**Provided records**

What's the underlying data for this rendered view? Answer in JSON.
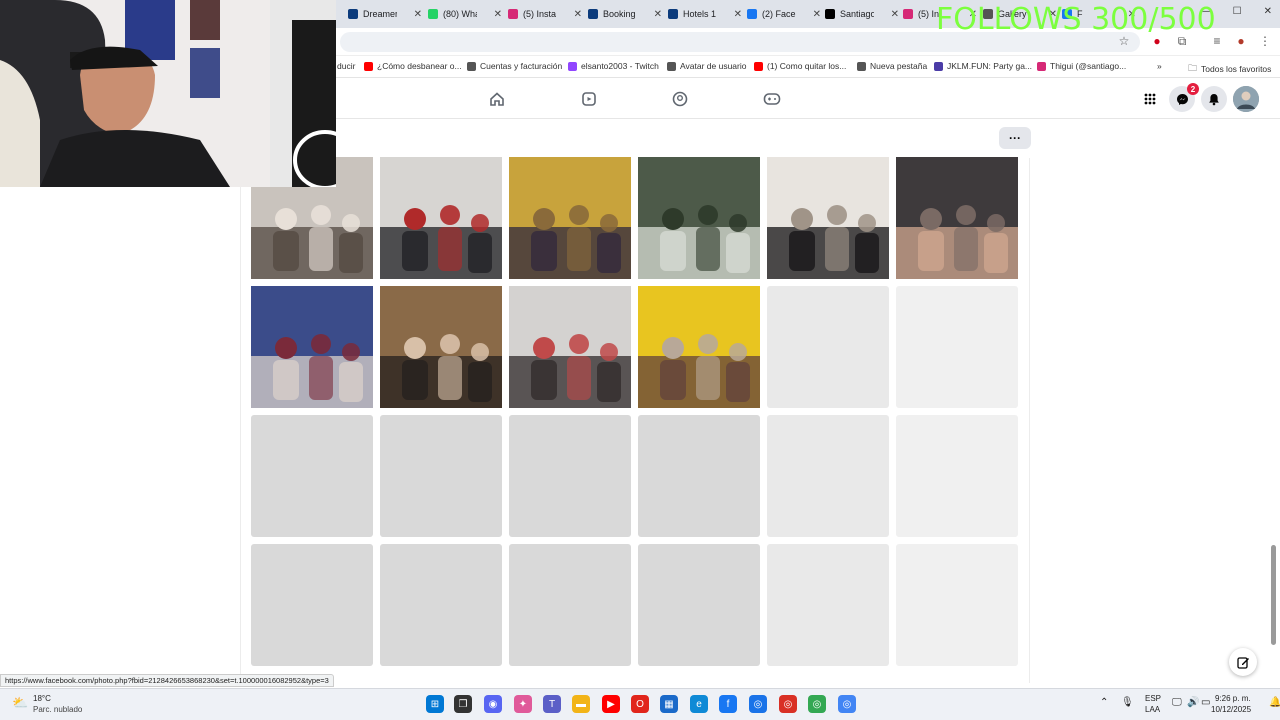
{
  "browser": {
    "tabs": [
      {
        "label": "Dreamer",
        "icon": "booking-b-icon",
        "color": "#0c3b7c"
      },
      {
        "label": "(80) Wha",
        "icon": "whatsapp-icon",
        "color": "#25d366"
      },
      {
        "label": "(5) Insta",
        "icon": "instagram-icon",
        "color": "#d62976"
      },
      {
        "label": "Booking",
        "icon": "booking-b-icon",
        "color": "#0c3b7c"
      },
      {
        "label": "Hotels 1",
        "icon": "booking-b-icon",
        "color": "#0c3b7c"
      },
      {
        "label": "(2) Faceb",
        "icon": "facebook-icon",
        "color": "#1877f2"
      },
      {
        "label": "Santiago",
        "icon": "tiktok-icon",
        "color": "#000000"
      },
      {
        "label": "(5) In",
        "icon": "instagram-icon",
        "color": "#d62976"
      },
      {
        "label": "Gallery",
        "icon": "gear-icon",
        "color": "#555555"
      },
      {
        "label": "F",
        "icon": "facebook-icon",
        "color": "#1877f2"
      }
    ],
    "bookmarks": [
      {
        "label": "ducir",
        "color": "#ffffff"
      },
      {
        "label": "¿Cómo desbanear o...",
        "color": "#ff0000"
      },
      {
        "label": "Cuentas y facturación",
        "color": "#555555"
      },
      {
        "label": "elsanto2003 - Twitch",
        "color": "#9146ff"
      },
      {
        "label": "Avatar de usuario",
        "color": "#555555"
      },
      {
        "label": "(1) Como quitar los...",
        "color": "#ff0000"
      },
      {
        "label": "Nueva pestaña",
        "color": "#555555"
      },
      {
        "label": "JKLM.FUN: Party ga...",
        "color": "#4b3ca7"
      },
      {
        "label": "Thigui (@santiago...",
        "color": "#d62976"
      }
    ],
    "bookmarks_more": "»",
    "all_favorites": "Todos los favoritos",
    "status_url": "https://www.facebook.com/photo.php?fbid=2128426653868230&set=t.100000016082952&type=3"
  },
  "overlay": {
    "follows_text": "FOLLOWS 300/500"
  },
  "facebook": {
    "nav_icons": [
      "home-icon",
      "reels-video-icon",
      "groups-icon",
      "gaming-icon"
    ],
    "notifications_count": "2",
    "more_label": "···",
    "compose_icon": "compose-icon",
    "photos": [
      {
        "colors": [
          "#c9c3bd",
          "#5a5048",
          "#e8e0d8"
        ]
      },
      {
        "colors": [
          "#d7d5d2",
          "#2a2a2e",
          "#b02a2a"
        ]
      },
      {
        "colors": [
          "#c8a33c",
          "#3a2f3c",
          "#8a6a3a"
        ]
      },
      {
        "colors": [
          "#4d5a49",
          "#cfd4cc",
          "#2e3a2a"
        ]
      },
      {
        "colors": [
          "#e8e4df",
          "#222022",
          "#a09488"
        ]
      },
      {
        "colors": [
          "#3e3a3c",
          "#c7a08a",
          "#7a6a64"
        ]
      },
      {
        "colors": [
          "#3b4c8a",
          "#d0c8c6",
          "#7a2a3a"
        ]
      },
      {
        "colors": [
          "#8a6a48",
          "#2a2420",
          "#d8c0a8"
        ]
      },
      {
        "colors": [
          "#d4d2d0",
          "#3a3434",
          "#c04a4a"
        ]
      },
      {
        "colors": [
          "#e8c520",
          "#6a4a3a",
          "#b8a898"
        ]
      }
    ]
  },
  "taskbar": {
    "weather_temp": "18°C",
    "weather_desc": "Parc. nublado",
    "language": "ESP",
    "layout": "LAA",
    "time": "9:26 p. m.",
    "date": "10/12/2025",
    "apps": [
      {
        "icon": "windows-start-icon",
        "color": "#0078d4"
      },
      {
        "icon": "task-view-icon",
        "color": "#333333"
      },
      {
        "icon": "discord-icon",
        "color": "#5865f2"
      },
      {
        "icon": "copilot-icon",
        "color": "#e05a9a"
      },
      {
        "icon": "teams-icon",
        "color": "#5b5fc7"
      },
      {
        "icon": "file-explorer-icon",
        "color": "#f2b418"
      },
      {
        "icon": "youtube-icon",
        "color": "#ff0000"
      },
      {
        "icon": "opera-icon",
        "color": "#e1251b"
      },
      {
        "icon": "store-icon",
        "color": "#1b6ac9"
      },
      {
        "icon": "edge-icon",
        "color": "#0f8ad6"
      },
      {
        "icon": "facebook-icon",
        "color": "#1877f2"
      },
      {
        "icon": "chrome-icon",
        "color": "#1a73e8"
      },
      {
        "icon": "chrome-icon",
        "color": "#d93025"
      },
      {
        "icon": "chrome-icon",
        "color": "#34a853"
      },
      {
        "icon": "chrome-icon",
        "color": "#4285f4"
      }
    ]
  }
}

**Task**
Set out every line from the material that contains the string "view".

**Output**
What's the underlying data for this rendered view? Answer in JSON.
        "icon": "task-view-icon",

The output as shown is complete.